── Source records

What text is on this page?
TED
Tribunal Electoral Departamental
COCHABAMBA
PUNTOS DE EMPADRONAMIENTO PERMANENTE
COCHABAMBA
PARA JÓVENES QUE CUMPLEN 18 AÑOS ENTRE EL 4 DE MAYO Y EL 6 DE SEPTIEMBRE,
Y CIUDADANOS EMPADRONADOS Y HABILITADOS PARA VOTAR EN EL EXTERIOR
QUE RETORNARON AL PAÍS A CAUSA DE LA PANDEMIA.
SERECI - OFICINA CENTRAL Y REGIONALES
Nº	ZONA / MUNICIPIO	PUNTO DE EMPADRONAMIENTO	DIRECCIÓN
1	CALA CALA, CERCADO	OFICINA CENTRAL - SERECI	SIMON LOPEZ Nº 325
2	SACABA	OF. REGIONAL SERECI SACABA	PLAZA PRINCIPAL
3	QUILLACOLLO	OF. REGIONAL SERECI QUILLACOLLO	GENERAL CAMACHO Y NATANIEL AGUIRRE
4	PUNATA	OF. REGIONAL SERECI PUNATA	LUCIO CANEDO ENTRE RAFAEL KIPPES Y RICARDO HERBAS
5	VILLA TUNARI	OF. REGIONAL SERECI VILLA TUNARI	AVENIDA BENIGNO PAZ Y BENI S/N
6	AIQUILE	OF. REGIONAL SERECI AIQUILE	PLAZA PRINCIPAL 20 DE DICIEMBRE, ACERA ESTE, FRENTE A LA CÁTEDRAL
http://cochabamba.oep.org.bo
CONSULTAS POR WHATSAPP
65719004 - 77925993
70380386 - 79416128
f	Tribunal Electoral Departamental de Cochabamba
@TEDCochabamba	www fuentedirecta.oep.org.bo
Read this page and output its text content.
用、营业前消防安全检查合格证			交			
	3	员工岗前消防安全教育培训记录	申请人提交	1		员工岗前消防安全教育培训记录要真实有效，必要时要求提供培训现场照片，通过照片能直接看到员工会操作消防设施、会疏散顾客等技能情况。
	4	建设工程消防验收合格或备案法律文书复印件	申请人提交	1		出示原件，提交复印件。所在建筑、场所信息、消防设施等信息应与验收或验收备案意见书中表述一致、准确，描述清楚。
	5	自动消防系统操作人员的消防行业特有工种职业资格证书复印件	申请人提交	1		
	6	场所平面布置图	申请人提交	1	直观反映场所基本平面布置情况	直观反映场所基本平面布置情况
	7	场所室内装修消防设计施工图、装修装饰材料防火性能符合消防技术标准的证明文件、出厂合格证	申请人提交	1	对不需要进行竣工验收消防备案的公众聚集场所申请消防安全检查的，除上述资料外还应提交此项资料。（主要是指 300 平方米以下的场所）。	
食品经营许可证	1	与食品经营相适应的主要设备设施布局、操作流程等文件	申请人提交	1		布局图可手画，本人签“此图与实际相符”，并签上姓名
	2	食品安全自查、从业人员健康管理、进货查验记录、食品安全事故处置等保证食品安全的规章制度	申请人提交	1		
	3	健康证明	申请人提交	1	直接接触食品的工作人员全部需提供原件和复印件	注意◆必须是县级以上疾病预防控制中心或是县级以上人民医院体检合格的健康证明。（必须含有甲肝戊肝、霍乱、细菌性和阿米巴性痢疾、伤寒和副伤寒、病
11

────

■ Required work ■
Using the listing above, show every line that includes the string "EMPADRONAMIENTO".

■ Solution to this exercise ■
PUNTOS DE EMPADRONAMIENTO PERMANENTE
Nº	ZONA / MUNICIPIO	PUNTO DE EMPADRONAMIENTO	DIRECCIÓN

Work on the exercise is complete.